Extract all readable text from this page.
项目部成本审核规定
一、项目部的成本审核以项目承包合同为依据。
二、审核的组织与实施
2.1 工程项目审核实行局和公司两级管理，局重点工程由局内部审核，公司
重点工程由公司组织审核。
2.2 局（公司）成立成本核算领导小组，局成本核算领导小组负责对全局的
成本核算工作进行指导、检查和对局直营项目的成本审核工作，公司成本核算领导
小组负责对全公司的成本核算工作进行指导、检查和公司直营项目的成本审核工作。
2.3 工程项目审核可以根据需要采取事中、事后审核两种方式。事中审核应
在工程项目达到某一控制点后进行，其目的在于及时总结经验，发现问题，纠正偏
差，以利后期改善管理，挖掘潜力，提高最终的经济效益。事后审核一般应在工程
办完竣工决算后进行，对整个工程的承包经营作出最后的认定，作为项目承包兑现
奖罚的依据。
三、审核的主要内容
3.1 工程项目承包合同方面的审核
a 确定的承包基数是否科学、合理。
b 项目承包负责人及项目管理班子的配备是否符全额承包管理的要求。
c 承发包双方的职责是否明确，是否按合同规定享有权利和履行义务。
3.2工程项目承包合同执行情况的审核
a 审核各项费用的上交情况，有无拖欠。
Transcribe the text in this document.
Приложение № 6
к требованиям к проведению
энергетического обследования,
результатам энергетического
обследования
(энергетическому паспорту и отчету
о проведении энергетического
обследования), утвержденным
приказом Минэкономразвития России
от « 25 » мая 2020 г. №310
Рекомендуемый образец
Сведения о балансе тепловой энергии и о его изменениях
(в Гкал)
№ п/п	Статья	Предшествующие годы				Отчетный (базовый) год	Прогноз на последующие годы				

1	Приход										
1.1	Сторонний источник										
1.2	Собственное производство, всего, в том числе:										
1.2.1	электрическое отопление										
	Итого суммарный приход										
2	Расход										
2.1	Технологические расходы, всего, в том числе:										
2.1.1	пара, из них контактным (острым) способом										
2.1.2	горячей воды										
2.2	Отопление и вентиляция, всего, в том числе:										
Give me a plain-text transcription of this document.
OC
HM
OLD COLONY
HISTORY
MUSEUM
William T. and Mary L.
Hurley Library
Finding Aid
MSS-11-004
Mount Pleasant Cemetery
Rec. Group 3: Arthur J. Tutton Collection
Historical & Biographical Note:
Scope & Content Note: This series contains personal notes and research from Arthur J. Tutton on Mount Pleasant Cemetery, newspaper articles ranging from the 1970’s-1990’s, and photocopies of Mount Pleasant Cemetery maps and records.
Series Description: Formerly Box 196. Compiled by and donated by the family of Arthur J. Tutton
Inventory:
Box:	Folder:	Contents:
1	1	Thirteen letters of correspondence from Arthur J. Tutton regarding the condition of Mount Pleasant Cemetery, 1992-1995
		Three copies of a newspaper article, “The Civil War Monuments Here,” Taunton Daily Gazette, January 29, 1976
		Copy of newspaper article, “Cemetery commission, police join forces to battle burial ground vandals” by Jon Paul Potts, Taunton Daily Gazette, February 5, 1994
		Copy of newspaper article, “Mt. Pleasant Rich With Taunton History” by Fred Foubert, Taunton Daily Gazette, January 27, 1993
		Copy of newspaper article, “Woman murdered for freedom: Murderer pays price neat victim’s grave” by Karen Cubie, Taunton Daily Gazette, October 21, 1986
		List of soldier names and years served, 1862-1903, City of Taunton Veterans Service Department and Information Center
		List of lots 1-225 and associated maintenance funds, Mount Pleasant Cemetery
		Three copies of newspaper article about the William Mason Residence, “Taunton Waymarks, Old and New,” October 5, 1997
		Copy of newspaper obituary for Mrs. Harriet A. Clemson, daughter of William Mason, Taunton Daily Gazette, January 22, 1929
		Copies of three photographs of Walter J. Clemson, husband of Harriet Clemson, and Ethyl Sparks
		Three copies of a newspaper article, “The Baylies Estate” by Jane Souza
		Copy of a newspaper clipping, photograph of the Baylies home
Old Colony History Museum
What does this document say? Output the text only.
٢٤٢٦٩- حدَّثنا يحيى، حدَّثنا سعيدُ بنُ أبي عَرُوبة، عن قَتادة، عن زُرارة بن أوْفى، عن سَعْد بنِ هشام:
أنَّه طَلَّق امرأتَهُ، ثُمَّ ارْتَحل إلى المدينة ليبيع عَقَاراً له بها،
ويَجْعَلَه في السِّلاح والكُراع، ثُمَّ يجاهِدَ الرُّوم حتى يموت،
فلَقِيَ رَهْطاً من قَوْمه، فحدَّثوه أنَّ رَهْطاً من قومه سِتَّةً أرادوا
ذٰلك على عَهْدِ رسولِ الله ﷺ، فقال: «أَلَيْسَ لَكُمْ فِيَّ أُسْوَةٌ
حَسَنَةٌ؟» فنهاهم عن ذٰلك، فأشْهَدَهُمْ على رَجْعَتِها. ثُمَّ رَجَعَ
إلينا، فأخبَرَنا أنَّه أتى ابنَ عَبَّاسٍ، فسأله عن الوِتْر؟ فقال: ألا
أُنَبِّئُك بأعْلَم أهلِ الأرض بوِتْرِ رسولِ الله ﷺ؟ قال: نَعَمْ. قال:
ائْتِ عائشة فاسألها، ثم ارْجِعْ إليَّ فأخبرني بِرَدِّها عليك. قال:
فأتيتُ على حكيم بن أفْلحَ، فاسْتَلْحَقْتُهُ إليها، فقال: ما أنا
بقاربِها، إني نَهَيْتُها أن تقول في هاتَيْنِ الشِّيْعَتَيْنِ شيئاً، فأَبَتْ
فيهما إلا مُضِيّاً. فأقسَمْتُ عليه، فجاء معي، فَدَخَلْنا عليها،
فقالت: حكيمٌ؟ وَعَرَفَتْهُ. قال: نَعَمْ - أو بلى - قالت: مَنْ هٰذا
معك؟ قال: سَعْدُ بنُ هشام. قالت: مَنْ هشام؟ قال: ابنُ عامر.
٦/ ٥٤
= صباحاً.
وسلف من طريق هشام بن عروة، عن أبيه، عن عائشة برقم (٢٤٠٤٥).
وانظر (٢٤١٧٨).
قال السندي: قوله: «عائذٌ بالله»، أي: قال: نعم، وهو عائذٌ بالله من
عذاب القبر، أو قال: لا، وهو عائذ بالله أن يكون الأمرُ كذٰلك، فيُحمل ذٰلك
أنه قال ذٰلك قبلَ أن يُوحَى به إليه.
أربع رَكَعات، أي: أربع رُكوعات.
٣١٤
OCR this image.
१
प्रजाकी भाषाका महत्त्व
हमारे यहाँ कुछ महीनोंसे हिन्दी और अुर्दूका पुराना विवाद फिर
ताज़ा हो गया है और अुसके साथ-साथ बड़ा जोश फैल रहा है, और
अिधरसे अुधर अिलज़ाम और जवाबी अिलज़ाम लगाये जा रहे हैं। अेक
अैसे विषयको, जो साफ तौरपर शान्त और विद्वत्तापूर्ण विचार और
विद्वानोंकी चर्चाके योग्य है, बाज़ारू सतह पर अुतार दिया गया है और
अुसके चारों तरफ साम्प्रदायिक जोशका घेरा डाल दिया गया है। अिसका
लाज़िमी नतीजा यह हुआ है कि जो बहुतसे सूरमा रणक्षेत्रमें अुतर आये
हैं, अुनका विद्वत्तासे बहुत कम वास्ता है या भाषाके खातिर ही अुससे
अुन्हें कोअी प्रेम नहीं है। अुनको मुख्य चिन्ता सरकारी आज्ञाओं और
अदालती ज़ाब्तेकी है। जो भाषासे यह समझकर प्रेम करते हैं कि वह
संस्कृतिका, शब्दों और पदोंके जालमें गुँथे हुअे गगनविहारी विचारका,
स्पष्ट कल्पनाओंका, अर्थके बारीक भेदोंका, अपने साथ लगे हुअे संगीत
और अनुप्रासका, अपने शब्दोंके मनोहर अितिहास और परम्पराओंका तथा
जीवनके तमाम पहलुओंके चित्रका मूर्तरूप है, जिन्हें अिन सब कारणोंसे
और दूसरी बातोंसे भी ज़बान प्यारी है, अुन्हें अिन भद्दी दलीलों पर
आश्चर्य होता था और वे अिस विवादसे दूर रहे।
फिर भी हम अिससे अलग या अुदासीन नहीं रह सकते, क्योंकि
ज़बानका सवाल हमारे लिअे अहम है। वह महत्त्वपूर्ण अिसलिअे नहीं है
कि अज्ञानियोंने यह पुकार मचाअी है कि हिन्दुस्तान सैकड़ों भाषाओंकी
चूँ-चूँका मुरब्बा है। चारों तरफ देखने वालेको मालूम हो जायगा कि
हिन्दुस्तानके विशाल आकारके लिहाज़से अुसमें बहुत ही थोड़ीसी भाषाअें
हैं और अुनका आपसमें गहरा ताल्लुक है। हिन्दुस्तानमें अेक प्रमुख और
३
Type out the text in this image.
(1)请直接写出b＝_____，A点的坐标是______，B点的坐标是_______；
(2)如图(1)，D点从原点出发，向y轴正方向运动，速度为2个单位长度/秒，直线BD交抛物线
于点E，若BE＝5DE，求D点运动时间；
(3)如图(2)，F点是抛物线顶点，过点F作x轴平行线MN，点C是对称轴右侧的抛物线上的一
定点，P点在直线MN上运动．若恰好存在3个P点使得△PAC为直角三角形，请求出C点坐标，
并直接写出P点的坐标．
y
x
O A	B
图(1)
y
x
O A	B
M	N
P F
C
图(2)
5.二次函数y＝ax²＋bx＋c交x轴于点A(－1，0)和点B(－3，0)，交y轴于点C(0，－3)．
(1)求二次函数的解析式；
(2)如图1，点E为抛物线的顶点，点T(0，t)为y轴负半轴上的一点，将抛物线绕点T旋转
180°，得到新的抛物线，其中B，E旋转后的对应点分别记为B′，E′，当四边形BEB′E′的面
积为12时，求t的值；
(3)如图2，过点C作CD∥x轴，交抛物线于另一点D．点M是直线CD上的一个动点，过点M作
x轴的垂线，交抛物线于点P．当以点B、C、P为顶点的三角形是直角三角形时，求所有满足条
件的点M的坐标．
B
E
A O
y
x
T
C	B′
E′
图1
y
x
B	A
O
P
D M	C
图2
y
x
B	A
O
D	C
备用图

◆ ◆ ◆ ◆

▶ Written request: The required output is the exact sequence of lines from the one containing "Type out the text in this image." through the end of the listing, both endpoints included.

▶ Result for this task:
Type out the text in this image.
(1)请直接写出b＝_____，A点的坐标是______，B点的坐标是_______；
(2)如图(1)，D点从原点出发，向y轴正方向运动，速度为2个单位长度/秒，直线BD交抛物线
于点E，若BE＝5DE，求D点运动时间；
(3)如图(2)，F点是抛物线顶点，过点F作x轴平行线MN，点C是对称轴右侧的抛物线上的一
定点，P点在直线MN上运动．若恰好存在3个P点使得△PAC为直角三角形，请求出C点坐标，
并直接写出P点的坐标．
y
x
O A	B
图(1)
y
x
O A	B
M	N
P F
C
图(2)
5.二次函数y＝ax²＋bx＋c交x轴于点A(－1，0)和点B(－3，0)，交y轴于点C(0，－3)．
(1)求二次函数的解析式；
(2)如图1，点E为抛物线的顶点，点T(0，t)为y轴负半轴上的一点，将抛物线绕点T旋转
180°，得到新的抛物线，其中B，E旋转后的对应点分别记为B′，E′，当四边形BEB′E′的面
积为12时，求t的值；
(3)如图2，过点C作CD∥x轴，交抛物线于另一点D．点M是直线CD上的一个动点，过点M作
x轴的垂线，交抛物线于点P．当以点B、C、P为顶点的三角形是直角三角形时，求所有满足条
件的点M的坐标．
B
E
A O
y
x
T
C	B′
E′
图1
y
x
B	A
O
P
D M	C
图2
y
x
B	A
O
D	C
备用图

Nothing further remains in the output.